_SOURCE DATA_.
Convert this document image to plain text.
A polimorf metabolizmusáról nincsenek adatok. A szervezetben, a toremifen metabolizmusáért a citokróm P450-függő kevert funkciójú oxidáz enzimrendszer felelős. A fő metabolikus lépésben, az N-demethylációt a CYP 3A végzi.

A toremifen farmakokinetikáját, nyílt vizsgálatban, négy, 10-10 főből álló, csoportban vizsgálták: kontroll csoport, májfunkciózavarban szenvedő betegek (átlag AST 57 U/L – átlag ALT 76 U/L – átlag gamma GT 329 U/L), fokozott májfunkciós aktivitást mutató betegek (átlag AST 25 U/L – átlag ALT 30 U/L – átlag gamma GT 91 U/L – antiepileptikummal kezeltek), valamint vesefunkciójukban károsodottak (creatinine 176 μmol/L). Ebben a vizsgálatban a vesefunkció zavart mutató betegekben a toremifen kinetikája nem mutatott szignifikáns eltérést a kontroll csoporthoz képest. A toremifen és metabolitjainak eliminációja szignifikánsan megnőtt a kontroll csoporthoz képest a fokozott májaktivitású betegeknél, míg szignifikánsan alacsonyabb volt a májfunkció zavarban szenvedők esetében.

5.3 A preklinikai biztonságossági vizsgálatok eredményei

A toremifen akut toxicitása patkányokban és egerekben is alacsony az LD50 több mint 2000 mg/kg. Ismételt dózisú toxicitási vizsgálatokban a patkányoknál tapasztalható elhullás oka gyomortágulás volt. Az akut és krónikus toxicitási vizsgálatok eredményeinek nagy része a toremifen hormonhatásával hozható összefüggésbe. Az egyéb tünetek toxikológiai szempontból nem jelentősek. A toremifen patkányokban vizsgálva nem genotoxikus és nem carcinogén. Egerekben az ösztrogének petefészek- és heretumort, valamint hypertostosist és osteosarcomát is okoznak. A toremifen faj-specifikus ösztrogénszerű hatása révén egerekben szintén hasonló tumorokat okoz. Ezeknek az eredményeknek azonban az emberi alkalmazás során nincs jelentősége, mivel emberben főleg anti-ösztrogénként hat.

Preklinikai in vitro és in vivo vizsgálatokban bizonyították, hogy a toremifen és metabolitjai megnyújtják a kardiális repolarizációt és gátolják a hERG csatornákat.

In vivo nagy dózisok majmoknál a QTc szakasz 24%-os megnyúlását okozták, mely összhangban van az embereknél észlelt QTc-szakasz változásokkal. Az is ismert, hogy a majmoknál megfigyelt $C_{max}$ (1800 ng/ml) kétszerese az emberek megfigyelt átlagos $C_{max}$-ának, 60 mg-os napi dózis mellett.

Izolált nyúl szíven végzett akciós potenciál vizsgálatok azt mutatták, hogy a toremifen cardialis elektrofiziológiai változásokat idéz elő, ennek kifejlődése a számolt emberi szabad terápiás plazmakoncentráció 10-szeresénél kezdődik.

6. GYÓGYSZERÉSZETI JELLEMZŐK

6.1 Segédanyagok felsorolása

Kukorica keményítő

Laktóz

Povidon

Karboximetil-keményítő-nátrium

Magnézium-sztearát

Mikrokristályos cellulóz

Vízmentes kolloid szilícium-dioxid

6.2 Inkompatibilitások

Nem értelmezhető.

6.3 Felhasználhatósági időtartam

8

_WHAT YOU ARE ASKED TO DO_. Using the records given above, list every line that includes the word "keményítő".

_PROBLEM SOLUTION_.
Kukorica keményítő
Karboximetil-keményítő-nátrium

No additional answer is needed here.